→ DATA FOR THIS TASK:

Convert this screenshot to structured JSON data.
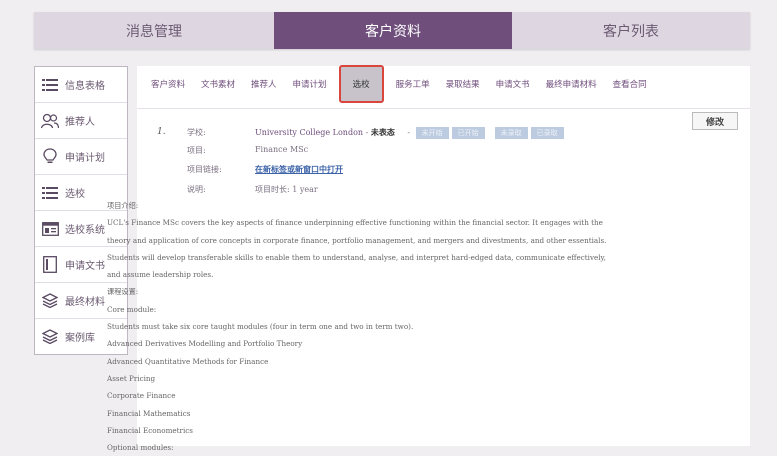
{
  "topnav": {
    "tabs": [
      "消息管理",
      "客户资料",
      "客户列表"
    ]
  },
  "sidebar": {
    "items": [
      {
        "label": "信息表格",
        "icon": "list-icon"
      },
      {
        "label": "推荐人",
        "icon": "users-icon"
      },
      {
        "label": "申请计划",
        "icon": "bulb-icon"
      },
      {
        "label": "选校",
        "icon": "list-icon"
      },
      {
        "label": "选校系统",
        "icon": "window-icon"
      },
      {
        "label": "申请文书",
        "icon": "document-icon"
      },
      {
        "label": "最终材料",
        "icon": "layers-icon"
      },
      {
        "label": "案例库",
        "icon": "layers-icon"
      }
    ]
  },
  "subtabs": [
    "客户资料",
    "文书素材",
    "推荐人",
    "申请计划",
    "选校",
    "服务工单",
    "录取结果",
    "申请文书",
    "最终申请材料",
    "查看合同"
  ],
  "edit_label": "修改",
  "record": {
    "num": "1.",
    "school_label": "学校:",
    "school_name": "University College London",
    "school_sep": " - ",
    "status_main": "未表态",
    "status_dash": "-",
    "chips": [
      "未开始",
      "已开始",
      "未录取",
      "已录取"
    ],
    "program_label": "项目:",
    "program": "Finance MSc",
    "link_label": "项目链接:",
    "link_text": "在新标签或新窗口中打开",
    "note_label": "说明:",
    "duration": "项目时长: 1 year"
  },
  "description": [
    "项目介绍:",
    "UCL's Finance MSc covers the key aspects of finance underpinning effective functioning within the financial sector. It engages with the",
    "theory and application of core concepts in corporate finance, portfolio management, and mergers and divestments, and other essentials.",
    "Students will develop transferable skills to enable them to understand, analyse, and interpret hard-edged data, communicate effectively,",
    "and assume leadership roles.",
    "课程设置:",
    "Core module:",
    "Students must take six core taught modules (four in term one and two in term two).",
    "Advanced Derivatives Modelling and Portfolio Theory",
    "Advanced Quantitative Methods for Finance",
    "Asset Pricing",
    "Corporate Finance",
    "Financial Mathematics",
    "Financial Econometrics",
    "Optional modules:"
  ],
  "colors": {
    "accent": "#6f4e7c",
    "nav_bg": "#ded7e2",
    "highlight_border": "#d9473c",
    "chip_bg": "#bccbe0",
    "link": "#3d63a8"
  }
}
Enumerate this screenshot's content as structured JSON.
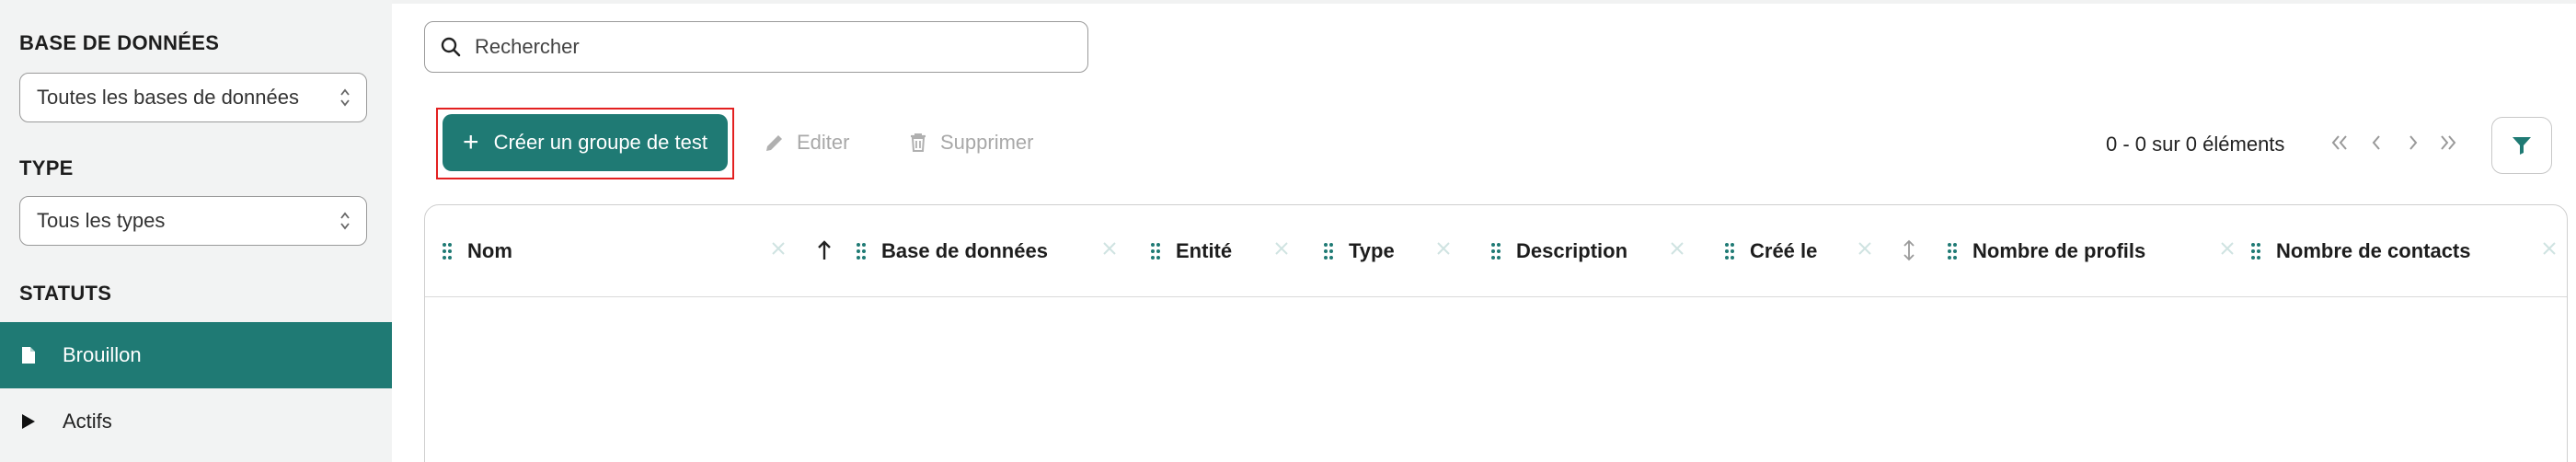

→ REQUIRED TASK: Lines of the material that contain the word "structured" are to be gathered.

→ EXERCISE RESPONSE:
Convert this screenshot to structured JSON data.
Enumerate this screenshot's content as structured JSON.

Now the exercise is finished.